# What is expected
From the entries below, say how many lines carry the word "Market", and give nothing but the number.

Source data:
━━━━
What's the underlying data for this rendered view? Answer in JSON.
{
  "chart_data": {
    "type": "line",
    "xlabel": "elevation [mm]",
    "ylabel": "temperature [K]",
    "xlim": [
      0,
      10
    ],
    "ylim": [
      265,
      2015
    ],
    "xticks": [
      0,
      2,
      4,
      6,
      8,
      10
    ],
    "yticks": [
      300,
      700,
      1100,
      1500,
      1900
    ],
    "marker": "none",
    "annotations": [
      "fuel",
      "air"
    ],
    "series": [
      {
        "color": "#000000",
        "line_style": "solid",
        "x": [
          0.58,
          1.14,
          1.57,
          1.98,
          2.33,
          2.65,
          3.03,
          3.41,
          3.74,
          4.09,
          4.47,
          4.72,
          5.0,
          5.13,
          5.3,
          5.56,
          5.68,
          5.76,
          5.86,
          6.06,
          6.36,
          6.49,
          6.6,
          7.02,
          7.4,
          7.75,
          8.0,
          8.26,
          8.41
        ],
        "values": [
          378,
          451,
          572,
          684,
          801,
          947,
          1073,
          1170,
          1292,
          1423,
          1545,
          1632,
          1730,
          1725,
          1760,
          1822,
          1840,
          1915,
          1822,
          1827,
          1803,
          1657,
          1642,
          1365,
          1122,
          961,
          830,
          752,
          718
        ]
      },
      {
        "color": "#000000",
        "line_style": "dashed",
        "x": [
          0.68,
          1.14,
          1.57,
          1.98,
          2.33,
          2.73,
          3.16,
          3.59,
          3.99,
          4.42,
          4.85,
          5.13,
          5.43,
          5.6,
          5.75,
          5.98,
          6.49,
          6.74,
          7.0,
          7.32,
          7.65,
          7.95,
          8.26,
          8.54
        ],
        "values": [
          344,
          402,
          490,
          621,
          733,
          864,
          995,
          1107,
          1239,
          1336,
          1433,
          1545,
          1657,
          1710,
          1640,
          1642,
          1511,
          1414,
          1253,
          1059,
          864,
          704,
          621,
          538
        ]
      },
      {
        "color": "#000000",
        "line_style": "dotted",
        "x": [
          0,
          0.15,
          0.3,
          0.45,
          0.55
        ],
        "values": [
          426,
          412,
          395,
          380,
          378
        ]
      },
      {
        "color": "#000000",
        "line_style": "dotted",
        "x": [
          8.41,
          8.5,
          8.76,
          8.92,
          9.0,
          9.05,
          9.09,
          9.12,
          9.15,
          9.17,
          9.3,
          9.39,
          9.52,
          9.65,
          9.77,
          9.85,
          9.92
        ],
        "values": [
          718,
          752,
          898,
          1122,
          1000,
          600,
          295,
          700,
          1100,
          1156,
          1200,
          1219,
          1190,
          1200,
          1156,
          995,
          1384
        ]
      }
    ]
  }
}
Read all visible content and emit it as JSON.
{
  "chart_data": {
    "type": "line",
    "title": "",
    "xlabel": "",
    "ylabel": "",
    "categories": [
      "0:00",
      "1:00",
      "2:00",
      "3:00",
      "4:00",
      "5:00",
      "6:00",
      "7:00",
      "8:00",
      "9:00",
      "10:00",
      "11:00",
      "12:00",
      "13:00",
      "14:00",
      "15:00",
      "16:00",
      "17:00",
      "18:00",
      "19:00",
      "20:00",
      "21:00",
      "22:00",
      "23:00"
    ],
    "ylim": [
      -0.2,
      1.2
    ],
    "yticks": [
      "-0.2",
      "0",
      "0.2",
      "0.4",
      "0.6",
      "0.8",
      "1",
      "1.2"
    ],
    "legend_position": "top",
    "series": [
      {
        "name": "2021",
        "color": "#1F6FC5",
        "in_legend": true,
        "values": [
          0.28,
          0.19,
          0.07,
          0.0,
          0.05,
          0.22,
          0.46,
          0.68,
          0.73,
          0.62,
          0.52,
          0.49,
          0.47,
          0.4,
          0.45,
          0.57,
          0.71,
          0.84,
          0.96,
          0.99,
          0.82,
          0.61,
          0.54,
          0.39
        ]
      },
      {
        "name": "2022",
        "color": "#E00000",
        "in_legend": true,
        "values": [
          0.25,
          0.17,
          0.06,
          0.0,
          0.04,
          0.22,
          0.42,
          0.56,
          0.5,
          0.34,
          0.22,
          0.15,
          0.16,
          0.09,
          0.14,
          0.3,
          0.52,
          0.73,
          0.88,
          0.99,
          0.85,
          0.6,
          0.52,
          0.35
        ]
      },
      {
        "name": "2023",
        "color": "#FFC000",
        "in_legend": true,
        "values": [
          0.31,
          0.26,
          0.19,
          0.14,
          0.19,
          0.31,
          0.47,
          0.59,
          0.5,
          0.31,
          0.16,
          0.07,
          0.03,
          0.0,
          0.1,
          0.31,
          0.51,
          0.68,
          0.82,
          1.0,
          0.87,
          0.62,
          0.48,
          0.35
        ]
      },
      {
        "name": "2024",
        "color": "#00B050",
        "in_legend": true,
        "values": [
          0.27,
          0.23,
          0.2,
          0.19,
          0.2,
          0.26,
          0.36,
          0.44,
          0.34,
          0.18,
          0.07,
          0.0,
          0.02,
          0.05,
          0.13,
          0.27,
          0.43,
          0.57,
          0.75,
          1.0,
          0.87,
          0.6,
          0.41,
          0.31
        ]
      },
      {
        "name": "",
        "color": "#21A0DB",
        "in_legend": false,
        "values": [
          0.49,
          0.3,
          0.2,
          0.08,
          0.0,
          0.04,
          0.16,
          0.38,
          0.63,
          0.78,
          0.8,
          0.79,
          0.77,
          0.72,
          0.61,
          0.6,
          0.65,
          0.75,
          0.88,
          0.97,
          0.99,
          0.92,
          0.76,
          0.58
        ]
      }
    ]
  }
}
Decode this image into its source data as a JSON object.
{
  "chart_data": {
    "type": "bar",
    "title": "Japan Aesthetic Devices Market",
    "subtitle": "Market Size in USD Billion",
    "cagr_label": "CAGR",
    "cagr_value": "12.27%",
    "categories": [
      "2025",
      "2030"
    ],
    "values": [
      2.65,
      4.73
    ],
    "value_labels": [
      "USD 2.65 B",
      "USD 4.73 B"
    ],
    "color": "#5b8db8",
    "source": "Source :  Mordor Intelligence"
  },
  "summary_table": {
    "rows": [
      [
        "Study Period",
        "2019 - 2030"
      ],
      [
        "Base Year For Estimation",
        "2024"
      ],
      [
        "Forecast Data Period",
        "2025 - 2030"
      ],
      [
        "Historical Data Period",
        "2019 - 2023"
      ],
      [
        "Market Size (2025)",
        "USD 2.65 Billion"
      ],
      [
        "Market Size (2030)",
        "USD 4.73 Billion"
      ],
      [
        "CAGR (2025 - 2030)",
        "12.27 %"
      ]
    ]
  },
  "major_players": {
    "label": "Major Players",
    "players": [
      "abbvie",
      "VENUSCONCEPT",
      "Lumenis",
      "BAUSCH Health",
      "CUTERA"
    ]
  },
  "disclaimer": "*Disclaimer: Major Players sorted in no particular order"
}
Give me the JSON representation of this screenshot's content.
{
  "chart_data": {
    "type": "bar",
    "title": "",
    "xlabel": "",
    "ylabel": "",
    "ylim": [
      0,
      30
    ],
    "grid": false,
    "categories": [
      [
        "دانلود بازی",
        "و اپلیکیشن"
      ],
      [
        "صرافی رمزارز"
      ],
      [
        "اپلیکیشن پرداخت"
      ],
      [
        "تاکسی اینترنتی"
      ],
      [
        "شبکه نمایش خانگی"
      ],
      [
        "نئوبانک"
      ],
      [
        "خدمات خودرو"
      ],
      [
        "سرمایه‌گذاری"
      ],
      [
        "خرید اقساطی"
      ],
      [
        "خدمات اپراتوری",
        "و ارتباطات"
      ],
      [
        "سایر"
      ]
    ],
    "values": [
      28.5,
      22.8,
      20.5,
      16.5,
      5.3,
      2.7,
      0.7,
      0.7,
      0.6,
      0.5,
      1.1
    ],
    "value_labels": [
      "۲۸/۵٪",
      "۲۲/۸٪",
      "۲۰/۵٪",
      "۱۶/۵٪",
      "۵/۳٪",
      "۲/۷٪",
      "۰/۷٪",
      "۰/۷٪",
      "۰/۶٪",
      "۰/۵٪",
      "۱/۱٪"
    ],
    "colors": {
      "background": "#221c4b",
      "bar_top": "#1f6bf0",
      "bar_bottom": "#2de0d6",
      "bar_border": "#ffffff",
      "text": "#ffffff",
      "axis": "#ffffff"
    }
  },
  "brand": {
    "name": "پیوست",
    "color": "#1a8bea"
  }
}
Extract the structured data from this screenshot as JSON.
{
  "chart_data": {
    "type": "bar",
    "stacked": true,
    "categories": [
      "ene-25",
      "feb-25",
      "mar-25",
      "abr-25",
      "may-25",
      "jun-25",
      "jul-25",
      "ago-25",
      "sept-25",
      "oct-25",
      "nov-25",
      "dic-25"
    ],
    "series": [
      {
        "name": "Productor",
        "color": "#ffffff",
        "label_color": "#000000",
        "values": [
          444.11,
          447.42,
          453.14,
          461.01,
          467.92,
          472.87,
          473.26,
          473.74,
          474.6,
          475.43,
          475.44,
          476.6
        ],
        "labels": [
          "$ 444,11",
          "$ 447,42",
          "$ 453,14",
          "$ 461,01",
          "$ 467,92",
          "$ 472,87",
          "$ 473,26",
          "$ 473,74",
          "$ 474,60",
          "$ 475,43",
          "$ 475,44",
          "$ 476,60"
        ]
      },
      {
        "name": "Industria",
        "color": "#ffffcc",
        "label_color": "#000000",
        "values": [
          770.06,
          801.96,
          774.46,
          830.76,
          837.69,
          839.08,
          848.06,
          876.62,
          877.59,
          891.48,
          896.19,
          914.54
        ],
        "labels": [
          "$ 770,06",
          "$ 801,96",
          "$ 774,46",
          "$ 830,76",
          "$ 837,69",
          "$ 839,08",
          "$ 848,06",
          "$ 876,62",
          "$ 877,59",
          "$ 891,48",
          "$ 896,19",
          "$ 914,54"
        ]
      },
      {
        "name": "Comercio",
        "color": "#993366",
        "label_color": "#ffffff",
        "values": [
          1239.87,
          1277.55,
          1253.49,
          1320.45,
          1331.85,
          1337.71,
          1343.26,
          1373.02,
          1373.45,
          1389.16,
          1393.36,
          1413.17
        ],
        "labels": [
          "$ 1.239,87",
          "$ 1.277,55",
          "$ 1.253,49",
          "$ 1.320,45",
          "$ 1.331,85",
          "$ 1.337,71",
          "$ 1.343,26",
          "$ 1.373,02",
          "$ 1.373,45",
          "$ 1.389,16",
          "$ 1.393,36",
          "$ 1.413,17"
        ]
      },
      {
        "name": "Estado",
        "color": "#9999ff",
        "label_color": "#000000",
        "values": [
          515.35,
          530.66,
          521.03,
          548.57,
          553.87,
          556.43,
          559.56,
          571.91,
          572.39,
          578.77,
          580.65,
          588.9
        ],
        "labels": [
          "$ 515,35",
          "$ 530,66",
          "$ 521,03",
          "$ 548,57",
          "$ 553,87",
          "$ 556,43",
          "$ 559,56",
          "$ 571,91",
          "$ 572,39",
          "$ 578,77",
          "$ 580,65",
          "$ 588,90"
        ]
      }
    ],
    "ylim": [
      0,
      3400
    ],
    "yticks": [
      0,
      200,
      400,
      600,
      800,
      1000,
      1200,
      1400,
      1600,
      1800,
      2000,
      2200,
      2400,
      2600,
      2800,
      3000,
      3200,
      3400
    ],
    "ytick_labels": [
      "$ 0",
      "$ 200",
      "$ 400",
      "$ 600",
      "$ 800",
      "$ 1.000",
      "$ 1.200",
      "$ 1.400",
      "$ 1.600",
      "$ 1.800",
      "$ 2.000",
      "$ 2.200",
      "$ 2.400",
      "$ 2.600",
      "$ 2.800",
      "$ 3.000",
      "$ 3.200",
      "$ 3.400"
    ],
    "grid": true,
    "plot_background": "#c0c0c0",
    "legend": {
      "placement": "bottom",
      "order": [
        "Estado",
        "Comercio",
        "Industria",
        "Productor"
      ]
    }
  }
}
━━━━
# Solution to this exercise
4